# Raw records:
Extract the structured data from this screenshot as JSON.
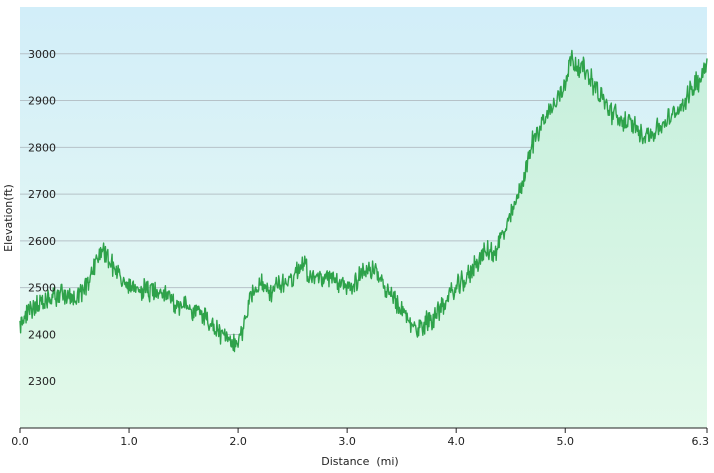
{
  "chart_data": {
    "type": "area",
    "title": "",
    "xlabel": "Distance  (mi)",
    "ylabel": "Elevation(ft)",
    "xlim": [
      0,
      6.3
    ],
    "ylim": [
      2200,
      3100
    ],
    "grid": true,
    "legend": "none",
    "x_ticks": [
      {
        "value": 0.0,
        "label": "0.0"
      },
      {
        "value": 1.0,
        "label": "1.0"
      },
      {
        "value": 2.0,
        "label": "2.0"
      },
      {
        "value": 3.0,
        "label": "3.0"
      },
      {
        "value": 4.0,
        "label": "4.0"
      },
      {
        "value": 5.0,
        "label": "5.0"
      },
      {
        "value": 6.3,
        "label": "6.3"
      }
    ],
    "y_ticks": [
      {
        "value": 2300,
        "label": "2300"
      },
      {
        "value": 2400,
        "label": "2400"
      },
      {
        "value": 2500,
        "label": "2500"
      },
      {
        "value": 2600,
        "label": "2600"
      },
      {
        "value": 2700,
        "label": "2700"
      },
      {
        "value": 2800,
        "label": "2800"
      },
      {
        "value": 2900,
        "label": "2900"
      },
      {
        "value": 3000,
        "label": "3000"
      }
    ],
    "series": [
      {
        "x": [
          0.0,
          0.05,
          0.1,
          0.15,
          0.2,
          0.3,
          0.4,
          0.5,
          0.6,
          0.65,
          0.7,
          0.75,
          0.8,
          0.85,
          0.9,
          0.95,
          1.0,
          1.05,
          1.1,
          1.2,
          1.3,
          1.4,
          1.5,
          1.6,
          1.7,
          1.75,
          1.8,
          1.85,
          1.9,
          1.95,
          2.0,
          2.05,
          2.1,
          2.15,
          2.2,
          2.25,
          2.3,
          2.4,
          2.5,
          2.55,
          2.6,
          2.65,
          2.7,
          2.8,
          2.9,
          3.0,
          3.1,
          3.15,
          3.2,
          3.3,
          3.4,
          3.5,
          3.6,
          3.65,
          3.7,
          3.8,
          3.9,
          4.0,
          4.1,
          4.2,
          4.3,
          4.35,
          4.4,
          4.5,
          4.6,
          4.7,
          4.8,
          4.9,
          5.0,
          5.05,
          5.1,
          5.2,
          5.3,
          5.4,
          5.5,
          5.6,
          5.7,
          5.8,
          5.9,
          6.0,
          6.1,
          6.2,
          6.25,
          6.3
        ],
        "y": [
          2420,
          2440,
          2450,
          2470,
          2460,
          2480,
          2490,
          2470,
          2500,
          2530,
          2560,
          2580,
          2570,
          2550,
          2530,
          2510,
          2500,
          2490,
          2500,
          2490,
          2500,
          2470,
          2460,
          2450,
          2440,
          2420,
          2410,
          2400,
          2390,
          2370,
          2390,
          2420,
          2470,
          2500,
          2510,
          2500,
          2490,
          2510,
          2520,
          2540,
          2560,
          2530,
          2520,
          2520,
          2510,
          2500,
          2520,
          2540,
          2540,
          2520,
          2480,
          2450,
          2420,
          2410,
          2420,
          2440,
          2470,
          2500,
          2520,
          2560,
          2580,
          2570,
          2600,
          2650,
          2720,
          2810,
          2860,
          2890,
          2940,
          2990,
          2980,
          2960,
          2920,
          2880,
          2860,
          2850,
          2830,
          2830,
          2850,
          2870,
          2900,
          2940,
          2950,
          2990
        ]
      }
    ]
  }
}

---

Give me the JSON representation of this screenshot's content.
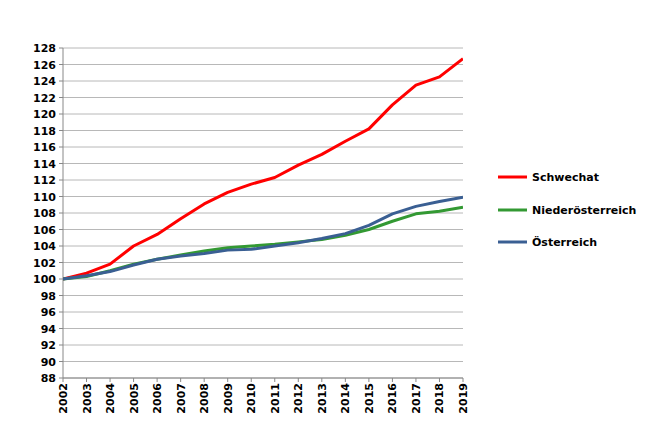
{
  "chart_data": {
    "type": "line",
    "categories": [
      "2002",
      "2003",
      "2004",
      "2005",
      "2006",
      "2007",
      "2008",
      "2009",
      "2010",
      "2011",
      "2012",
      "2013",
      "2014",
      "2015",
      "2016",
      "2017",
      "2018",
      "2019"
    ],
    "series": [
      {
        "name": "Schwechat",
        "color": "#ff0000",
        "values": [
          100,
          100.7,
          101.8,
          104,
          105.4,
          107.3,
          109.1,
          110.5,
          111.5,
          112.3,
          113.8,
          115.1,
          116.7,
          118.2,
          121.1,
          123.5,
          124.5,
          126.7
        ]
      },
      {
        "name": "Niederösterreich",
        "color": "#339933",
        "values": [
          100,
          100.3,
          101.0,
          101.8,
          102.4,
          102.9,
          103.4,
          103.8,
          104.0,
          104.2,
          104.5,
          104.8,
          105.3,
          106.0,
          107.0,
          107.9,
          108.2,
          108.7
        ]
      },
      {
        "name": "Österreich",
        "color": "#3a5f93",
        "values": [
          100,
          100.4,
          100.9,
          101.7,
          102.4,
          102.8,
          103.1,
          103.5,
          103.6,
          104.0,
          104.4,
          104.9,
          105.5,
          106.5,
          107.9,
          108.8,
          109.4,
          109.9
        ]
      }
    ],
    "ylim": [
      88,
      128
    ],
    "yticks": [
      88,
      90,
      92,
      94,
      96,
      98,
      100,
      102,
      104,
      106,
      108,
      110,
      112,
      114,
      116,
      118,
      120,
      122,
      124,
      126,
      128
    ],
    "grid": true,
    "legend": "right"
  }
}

---

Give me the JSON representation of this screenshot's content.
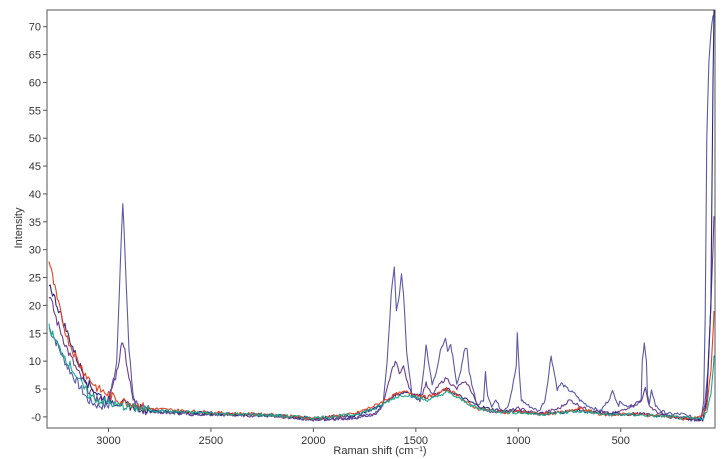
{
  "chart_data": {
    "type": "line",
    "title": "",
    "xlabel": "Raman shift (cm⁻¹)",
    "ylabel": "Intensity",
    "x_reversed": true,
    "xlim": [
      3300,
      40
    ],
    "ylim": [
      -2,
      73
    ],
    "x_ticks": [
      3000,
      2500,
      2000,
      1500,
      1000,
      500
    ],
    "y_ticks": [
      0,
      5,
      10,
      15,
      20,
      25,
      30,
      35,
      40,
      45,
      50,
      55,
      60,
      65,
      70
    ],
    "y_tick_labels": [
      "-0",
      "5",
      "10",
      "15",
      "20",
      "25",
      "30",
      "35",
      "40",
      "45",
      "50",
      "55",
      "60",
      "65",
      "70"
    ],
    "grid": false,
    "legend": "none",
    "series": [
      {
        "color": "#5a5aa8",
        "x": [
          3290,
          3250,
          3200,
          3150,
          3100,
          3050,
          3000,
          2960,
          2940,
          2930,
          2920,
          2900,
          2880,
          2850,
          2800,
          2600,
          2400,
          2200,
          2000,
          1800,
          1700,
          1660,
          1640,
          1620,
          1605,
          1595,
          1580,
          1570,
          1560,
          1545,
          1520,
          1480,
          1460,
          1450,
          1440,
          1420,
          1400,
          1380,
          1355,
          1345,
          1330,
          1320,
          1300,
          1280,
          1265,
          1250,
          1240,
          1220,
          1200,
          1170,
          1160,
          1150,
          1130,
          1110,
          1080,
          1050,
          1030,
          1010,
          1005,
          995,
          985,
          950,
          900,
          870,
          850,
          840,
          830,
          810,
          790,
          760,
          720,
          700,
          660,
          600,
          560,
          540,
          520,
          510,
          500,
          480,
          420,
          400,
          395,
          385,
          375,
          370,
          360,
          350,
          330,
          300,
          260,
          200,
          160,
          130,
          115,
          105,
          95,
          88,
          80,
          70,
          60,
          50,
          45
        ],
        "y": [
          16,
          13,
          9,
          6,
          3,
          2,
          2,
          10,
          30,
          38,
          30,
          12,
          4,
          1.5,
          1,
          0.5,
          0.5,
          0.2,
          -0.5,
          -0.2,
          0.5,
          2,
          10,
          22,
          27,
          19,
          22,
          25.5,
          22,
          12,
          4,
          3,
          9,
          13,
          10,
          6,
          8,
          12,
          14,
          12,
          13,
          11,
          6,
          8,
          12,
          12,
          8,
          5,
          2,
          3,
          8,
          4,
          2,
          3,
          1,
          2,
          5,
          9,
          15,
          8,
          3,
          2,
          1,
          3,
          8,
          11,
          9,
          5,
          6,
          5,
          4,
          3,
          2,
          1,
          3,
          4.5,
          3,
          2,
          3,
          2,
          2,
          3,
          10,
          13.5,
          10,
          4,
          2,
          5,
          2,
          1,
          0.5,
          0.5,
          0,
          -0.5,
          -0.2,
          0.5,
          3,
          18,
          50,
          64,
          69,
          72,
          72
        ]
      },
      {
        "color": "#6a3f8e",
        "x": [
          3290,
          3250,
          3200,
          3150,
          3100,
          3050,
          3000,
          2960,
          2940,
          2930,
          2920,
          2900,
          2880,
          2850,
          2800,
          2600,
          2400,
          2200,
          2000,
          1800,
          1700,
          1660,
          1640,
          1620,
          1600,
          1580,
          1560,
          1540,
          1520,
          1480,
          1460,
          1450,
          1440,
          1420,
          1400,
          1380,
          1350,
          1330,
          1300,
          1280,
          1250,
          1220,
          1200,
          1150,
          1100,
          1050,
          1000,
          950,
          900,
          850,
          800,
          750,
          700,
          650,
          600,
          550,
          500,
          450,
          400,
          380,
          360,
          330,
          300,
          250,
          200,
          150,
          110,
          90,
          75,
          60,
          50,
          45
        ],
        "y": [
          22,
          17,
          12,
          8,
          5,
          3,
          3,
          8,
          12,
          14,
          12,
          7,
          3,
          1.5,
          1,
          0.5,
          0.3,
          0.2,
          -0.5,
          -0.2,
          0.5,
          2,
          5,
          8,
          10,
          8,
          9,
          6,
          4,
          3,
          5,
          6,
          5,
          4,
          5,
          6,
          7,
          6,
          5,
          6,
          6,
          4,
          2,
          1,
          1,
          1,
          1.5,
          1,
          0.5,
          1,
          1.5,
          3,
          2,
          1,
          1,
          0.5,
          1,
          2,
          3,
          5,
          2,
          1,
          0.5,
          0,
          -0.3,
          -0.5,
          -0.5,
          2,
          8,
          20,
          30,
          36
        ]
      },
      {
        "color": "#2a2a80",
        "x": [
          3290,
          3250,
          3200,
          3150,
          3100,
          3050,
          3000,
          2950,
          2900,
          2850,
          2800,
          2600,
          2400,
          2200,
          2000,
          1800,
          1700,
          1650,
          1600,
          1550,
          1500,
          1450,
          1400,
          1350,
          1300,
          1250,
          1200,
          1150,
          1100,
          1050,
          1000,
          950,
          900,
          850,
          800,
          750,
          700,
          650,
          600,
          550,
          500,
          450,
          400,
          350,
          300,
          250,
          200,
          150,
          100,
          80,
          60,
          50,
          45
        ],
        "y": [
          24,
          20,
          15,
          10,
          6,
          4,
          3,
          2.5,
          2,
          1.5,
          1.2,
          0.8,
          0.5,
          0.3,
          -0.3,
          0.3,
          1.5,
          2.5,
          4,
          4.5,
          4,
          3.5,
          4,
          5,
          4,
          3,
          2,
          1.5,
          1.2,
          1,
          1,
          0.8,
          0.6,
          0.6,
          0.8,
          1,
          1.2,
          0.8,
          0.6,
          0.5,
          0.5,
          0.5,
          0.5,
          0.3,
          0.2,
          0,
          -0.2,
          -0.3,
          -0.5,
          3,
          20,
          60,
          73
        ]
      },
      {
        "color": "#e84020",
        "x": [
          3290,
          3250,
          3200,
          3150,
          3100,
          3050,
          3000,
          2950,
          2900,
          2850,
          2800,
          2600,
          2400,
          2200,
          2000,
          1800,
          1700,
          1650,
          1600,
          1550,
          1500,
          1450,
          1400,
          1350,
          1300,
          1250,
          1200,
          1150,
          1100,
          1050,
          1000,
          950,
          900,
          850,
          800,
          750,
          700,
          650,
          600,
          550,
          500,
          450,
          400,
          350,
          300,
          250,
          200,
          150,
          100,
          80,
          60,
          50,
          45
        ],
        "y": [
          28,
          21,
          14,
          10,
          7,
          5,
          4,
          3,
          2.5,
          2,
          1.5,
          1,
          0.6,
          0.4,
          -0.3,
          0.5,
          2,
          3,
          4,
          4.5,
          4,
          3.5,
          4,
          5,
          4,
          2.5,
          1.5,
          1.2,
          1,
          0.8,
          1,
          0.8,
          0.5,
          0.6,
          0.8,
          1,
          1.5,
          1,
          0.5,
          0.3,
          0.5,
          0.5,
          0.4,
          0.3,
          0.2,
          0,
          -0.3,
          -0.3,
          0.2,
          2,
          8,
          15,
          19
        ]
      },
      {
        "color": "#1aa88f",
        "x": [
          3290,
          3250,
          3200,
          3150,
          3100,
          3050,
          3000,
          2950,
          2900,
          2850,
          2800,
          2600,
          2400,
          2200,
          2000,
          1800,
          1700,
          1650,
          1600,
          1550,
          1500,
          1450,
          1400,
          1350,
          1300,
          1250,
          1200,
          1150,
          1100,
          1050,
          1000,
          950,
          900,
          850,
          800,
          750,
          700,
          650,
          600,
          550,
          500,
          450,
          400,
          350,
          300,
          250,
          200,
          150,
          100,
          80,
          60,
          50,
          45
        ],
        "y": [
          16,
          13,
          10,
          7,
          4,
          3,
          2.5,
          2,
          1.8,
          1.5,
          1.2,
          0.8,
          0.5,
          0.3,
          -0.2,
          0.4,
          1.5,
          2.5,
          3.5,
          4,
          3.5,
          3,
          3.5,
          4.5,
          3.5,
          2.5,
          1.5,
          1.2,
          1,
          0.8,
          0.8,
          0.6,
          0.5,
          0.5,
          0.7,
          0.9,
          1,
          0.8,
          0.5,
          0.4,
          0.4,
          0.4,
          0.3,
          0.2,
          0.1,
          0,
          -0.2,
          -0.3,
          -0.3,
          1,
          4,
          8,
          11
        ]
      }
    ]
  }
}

# OBJECTIVE:
Check the data for the word "color" and pull out the lines that have it.

# THE COMPLETED TASK:
        "color": "#ff0000",
        "color": "#339933",
        "color": "#3a5f93",
        "color": "#5a5aa8",
        "color": "#6a3f8e",
        "color": "#2a2a80",
        "color": "#e84020",
        "color": "#1aa88f",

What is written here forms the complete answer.